The Nubian Museum (officially the International Museum of Nubia) is an archaeological museum located in Aswan, Upper Egypt. It was built following the International Campaign to Save the Monuments of Nubia, to a design by architect Mahmoud El-Hakim for an estimated construction cost of  (approximately US$22 million at the time). Dedicated to Nubian culture and civilization, it was inaugurated on November 23, 1997, and was awarded the Aga Khan Award for Architecture in 2001.

Building

The Nubian Museum covers an area of 50,000 square meters, 7,000 of which are devoted to the building, while the rest are devoted to gardens and other public spaces. The building has three floors for displaying and housing, in addition to a library and information center. The largest part of the museum is occupied by the monumental pieces, reflecting phases of the development of Nubian culture and civilization.

Contents

Three thousand pieces of Egyptian antiquities, representing various ages; Geological, Pharaonic, Roman, Coptic and Islamic, were registered. The open-door exhibition includes 90 rare monumental pieces, while the internal halls contain 50 invaluable pieces dating back to pre-historic times, 503 pieces belong to the Pharaonic period, 52 to the Coptic era, 103 to the Islamic age, 140 to the Nubian era, in addition to 360 pieces reflecting the history of Aswan.

* * * *

● **Given exercise 1**:
Answer these questions from the Nubian Museum article:
(a) On what date did the museum open?
(b) Of the museum's 50,000 square meters, how many does the building take up?
(c) How many pieces in the internal halls belong to the Islamic age?
● **Given exercise 2**:
Carry on the article about the Nubian Museum, beginning right after its last sentence.

* * * *

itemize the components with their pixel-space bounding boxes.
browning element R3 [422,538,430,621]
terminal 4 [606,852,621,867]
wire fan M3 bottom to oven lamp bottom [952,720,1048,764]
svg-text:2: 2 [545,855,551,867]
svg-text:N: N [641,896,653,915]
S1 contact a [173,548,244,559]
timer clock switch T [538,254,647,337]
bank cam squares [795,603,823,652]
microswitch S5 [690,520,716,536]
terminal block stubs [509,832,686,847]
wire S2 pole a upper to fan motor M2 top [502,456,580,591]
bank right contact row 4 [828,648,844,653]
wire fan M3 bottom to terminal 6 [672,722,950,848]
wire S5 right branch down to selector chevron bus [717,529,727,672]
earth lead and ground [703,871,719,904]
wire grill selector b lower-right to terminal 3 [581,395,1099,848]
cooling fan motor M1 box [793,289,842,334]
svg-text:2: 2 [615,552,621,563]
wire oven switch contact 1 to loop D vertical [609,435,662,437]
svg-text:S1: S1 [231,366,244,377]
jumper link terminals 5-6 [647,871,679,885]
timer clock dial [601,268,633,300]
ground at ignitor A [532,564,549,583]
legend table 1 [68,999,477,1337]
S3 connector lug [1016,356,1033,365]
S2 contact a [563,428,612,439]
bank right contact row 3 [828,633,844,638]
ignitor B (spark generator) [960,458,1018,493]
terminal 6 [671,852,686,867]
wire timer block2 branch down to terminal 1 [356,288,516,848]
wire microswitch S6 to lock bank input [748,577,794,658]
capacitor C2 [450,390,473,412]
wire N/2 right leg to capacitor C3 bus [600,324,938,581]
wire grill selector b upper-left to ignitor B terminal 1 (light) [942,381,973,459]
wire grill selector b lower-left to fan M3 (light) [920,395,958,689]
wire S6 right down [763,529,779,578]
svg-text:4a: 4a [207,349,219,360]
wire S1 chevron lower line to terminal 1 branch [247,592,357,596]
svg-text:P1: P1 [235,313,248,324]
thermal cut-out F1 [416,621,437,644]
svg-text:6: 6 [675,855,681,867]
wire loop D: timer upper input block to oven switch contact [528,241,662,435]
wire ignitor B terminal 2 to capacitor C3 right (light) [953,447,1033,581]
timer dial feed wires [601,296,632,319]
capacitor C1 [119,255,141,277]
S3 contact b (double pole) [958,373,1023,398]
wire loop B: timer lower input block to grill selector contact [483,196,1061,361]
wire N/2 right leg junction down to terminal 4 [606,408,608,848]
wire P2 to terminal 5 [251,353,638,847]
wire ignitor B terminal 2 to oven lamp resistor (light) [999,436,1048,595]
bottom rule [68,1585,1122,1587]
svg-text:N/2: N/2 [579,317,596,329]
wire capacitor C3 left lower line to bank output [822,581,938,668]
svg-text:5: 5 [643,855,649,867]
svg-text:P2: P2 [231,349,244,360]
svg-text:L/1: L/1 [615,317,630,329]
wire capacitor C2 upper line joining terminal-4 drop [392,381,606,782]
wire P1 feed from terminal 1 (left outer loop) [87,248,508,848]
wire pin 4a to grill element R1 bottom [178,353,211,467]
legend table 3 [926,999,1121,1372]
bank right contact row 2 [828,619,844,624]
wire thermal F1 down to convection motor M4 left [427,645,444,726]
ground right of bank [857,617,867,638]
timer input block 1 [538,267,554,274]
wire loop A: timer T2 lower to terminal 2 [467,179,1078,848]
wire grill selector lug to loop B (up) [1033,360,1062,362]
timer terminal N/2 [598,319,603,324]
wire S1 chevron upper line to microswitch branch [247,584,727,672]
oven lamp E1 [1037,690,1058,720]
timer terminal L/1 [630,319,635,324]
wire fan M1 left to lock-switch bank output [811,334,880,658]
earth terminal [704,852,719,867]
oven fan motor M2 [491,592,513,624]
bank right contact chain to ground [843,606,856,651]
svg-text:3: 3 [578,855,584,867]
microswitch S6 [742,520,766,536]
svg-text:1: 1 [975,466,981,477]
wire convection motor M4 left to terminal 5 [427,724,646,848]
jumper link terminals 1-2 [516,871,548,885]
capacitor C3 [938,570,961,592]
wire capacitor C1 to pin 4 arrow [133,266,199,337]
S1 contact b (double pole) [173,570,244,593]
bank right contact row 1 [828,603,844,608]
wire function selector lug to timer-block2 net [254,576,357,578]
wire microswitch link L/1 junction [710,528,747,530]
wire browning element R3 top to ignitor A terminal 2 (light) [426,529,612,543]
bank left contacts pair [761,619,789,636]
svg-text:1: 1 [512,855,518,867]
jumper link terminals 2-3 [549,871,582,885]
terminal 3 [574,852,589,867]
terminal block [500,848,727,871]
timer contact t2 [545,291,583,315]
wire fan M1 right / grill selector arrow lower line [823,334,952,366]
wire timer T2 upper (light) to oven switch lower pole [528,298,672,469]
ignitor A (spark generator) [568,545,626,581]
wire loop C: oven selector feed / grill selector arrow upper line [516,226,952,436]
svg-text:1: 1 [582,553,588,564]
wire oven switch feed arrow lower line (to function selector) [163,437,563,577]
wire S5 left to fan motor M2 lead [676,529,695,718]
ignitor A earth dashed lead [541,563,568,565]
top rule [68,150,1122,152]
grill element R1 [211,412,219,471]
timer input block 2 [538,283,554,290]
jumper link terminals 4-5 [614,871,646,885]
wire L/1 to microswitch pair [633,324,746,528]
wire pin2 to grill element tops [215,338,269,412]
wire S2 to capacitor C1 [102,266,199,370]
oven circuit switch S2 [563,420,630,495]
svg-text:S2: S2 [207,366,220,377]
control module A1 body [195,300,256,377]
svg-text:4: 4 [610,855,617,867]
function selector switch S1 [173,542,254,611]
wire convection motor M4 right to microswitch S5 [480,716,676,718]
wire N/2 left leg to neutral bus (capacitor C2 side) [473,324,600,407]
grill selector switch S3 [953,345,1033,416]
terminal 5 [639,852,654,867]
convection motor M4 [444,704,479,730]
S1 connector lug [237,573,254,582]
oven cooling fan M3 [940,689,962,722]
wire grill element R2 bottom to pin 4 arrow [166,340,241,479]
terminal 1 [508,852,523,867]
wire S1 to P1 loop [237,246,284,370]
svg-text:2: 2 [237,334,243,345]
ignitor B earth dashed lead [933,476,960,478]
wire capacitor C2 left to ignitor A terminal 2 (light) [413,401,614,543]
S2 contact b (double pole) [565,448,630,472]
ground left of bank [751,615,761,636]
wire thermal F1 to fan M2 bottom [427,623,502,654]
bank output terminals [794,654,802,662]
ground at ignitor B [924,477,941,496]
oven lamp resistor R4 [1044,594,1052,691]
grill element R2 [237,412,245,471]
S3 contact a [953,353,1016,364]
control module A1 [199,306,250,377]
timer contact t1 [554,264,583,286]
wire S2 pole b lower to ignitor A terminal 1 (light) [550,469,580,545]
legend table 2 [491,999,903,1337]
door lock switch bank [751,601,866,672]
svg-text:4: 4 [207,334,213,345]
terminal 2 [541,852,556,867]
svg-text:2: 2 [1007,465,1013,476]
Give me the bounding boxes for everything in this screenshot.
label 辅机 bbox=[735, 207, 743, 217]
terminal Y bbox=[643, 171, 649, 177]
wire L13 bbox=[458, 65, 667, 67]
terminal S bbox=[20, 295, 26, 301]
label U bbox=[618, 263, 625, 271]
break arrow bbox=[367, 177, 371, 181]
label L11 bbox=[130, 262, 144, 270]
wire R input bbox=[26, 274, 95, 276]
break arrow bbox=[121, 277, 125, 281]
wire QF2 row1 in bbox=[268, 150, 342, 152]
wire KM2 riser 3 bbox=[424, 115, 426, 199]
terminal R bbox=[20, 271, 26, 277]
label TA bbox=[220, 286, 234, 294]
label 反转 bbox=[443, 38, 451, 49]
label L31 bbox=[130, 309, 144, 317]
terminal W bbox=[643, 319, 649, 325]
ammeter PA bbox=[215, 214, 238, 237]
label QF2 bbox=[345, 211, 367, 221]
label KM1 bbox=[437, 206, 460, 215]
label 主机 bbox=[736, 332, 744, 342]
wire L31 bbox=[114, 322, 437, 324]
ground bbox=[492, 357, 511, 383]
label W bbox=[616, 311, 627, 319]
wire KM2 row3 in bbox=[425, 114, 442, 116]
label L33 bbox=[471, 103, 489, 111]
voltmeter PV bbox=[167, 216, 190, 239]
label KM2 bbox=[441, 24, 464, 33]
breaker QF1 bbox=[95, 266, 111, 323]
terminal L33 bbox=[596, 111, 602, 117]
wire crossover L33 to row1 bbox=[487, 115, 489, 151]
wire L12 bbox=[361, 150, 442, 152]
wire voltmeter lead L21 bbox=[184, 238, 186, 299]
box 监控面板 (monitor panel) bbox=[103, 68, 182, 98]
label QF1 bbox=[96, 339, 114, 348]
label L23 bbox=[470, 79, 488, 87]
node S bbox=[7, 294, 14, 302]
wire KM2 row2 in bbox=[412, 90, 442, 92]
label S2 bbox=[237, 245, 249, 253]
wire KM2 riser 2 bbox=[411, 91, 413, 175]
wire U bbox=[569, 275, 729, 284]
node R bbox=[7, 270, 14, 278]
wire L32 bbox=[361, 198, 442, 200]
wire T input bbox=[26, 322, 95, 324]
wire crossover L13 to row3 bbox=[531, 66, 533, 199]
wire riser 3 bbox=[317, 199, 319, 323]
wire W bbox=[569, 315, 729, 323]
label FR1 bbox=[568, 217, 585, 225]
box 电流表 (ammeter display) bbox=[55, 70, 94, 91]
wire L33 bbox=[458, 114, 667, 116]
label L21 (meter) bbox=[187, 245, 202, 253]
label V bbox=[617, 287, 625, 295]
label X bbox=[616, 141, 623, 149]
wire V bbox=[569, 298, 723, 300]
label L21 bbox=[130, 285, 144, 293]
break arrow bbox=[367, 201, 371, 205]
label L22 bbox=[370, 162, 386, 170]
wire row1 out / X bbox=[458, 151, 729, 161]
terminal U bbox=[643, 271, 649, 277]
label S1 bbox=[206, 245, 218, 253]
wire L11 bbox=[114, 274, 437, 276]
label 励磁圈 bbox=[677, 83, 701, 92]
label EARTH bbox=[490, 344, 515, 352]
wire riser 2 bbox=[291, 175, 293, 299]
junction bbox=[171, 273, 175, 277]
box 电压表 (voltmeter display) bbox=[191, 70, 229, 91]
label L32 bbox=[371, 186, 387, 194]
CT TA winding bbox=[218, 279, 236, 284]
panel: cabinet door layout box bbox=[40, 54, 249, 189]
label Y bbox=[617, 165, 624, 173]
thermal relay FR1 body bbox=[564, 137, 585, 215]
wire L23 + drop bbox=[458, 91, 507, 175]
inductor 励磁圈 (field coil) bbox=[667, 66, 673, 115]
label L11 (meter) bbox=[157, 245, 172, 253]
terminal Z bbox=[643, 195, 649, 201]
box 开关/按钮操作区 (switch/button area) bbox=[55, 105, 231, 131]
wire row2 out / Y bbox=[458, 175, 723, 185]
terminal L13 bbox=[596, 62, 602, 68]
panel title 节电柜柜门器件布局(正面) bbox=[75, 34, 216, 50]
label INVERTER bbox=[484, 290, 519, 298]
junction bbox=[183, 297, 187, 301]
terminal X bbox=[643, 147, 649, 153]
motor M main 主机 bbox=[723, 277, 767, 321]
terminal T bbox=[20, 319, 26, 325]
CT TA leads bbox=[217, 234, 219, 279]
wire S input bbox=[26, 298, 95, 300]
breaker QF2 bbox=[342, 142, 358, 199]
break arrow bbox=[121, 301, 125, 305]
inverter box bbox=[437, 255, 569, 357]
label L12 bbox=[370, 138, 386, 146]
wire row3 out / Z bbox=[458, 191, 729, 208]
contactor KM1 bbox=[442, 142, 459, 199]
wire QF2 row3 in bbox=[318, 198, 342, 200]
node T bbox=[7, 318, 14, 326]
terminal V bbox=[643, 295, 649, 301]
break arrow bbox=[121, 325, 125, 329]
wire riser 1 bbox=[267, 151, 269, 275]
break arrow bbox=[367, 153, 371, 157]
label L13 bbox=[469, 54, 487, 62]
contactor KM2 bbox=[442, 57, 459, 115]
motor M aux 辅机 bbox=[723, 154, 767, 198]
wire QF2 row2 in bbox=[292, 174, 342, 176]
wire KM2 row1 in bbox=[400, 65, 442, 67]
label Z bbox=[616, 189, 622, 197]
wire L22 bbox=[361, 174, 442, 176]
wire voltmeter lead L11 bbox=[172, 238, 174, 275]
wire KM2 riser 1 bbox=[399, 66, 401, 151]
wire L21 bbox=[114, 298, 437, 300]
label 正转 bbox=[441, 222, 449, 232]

* * * *

● **Exercise answer 1**:
(a) November 23, 1997
(b) 7,000 square meters
(c) 103

● **Exercise answer 2**:
Landscape
The Museum is built on a steep cliff, which enables it to embody a full scale design for the Nile river from its origins in Ethiopia and Sudan to Egypt. The edifice is surrounded by a Natural Botanical Garden, which contains a large variety of Egyptian flora.

Administration
Since the museum opening, the administration has kept upgrading their caretakers. The Head Director of Nubia Museum since opening has been Dr.Ossama A.W Abd El Maguid (known as "Ossama Hassoun"). He is an Egyptologist and a member of the International Council of Museums (ICOM) Saving Egyptian Culture Program.

See also
List of museums in Egypt

References

Bibliography
 1982: Nubia Museum, Architectural and Exhibition Program, EAO-UNESCO, Unpublished report.
 1997: Gaballa, Ali Gaballa, Nubia Museum, (Cairo: Ministry of Culture, The Higher Council of Antiquities, Museum Sector, Save Nubia Fund).
 1998: Kaper, Olaf E. The New Nubia Museum of Aswan (http://www.assemblage.group.shef.ac.uk/4/4nubia.html.
 2005: Abdel Wareth Abdel Meguid, O. “The Nubia Museum and Community”, Museum International, (Paris: UNESCO, May,), 225–226.
 2000: Marino Giuseppe, De Simone, Costanza, Nubia Submerged: Through their Eyes with their Own Words. Cairo: Agenzia Italiana. (in cooperazione con Giuseppe Marino) (90 pp.).
 2009: De Simone, Costanza, “The Documentation Center on Nubia at the Nubia Museum of Aswan”. Egyptian and Egyptological Documents, Archives (Università di Milano. Pontetremoli, Milano), 173–178.
 2015: De Simone, Costanza, Nubia and Nubians: The ‘Museumization’ of a Culture. Saarbrücken, Germania: Lambert Academic Publishing (305 pp.).

External links
 An upper Aswan museum, the Nubian Museum. From EgyptSites.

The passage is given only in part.